[Records from a dataset]
_ _ _ _ _
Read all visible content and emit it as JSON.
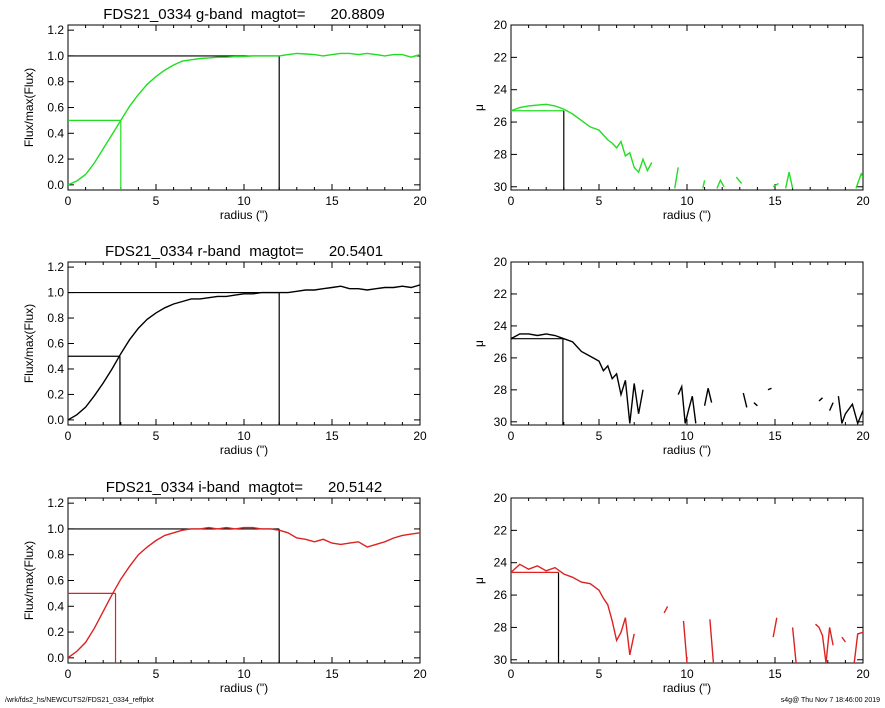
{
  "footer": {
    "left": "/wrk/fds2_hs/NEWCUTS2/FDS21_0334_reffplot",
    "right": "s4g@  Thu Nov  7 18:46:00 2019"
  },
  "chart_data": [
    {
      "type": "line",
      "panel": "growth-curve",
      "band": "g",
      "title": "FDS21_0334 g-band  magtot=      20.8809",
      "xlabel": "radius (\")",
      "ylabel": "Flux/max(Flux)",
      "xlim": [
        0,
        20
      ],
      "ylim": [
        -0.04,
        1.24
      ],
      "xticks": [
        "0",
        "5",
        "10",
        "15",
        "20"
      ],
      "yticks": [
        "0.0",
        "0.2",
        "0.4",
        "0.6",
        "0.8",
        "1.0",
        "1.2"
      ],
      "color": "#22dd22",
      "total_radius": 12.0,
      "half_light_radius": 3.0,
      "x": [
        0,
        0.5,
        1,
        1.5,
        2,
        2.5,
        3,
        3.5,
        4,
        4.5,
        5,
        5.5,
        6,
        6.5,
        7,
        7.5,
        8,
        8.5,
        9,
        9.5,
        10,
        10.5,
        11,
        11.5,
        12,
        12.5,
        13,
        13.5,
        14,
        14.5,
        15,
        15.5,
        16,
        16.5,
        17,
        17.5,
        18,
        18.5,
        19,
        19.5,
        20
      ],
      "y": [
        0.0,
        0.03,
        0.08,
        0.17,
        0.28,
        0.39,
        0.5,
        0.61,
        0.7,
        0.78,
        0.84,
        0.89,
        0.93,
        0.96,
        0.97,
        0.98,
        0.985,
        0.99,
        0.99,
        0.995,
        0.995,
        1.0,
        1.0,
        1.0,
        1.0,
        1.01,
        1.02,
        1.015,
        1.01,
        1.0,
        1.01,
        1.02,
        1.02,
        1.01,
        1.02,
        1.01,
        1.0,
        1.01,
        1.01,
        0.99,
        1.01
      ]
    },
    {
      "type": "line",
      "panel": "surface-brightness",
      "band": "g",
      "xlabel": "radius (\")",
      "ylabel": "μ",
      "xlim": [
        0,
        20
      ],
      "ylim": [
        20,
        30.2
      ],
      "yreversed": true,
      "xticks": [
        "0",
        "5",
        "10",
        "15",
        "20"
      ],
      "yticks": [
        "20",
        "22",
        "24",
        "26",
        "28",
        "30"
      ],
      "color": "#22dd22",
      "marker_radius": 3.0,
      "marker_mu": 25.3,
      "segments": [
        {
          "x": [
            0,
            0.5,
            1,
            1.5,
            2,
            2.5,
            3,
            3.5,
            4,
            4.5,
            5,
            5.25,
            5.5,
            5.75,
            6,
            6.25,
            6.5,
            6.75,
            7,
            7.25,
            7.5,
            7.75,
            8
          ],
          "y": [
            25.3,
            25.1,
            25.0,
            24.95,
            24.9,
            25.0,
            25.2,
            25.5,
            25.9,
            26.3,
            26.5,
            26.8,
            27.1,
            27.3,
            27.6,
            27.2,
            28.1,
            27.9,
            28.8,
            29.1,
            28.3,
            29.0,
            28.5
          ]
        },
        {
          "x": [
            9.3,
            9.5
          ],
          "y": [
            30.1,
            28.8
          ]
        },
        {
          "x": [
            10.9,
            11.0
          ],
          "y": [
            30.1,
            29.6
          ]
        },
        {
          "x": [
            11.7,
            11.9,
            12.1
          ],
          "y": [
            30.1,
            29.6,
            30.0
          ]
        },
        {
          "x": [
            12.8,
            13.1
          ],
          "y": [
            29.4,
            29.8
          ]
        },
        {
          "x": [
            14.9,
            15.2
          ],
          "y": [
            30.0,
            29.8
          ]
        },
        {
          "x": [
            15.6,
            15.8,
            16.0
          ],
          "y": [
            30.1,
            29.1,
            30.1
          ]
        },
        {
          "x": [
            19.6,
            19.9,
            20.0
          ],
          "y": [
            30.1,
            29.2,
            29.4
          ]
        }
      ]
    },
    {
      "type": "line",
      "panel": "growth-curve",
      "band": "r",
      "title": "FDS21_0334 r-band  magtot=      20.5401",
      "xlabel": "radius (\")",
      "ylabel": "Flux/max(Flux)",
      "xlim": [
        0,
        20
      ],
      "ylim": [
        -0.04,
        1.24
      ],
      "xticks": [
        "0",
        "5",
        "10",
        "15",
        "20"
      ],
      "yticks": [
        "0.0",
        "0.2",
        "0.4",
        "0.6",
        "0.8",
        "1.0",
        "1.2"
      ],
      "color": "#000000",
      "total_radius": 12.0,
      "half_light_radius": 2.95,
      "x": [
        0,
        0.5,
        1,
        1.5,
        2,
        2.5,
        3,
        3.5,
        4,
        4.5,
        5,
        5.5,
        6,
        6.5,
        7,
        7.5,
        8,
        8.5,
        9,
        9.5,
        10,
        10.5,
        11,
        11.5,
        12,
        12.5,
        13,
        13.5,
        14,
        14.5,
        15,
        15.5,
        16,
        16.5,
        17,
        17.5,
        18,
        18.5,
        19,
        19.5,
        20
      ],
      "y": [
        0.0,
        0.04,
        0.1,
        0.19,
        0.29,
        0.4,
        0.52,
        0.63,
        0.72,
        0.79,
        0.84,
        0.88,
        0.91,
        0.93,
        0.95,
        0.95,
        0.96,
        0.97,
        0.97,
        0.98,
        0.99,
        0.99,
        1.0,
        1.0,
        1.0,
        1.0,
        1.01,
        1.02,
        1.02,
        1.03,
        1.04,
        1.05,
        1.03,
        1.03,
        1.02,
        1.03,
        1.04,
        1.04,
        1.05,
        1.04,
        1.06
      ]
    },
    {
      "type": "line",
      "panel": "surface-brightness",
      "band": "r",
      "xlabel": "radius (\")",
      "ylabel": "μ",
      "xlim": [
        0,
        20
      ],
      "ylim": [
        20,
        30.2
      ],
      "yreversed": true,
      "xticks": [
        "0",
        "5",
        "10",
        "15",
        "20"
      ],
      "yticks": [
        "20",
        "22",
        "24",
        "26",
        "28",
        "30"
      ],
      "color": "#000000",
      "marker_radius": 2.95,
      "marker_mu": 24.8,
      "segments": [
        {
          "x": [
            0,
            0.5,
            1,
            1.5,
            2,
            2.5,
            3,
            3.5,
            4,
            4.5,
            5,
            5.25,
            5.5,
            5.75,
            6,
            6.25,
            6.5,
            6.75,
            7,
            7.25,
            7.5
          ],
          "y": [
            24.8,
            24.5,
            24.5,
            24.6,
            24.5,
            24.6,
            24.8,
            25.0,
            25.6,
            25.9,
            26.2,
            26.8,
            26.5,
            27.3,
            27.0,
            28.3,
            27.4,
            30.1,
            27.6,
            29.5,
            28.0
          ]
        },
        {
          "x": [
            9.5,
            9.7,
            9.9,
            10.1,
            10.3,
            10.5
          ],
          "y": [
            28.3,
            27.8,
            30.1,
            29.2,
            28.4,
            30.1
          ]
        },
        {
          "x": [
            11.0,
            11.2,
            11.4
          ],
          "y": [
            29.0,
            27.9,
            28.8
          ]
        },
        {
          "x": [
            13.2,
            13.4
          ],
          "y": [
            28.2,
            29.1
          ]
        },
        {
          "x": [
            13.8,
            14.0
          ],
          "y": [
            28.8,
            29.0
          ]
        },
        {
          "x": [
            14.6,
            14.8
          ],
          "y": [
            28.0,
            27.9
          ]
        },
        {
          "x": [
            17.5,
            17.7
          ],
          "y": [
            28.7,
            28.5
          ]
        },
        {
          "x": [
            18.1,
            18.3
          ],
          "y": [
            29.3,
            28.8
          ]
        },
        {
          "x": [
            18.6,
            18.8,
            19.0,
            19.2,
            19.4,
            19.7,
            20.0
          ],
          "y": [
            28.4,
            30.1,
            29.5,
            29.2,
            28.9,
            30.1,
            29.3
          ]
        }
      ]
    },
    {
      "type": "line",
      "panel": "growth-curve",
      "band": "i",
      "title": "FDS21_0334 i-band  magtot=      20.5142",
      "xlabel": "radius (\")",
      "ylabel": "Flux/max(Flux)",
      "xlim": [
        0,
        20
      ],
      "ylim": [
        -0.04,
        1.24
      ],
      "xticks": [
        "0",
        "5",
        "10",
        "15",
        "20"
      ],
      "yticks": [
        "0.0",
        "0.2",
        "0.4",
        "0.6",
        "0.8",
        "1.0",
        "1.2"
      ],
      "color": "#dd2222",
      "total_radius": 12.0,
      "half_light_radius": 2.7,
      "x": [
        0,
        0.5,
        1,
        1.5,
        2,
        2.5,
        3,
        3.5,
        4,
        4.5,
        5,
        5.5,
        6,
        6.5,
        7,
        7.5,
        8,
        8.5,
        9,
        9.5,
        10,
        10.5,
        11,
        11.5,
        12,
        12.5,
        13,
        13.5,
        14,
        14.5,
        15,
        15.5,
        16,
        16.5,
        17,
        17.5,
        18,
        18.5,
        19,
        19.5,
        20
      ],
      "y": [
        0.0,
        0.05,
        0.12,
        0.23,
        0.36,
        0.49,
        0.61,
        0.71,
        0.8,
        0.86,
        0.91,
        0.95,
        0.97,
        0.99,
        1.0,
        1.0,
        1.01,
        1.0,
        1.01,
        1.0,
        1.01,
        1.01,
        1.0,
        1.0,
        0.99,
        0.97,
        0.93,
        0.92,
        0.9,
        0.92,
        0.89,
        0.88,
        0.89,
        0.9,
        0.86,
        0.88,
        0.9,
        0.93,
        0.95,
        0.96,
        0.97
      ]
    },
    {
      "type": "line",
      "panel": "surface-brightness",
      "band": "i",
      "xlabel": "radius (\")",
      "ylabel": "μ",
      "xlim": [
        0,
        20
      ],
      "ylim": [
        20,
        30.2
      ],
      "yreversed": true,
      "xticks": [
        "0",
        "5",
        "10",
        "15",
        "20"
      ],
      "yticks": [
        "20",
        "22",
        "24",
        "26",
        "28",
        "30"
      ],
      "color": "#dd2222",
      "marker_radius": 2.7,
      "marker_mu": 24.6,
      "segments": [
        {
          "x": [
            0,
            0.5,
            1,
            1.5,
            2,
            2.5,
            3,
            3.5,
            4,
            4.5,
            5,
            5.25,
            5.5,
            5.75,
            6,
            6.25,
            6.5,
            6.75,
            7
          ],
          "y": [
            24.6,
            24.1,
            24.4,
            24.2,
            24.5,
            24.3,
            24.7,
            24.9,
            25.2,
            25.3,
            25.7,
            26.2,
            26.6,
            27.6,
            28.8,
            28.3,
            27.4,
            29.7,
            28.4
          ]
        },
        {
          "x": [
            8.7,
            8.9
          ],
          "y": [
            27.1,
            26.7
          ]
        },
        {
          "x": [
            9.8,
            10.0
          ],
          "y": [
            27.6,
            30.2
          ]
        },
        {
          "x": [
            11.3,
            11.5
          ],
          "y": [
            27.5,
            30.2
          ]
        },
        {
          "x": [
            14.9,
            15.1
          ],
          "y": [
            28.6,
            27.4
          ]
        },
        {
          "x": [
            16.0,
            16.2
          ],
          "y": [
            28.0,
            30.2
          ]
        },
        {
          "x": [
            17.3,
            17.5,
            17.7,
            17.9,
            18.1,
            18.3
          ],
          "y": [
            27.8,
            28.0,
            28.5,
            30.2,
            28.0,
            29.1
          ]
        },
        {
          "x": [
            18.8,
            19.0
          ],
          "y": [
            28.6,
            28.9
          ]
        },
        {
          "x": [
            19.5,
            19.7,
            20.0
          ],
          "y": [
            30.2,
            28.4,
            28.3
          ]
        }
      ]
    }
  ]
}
_ _ _ _ _
* Aim of the task
Check each line of the records for the string "title" and state how many lines contain it. Give only the number.

* The answer
3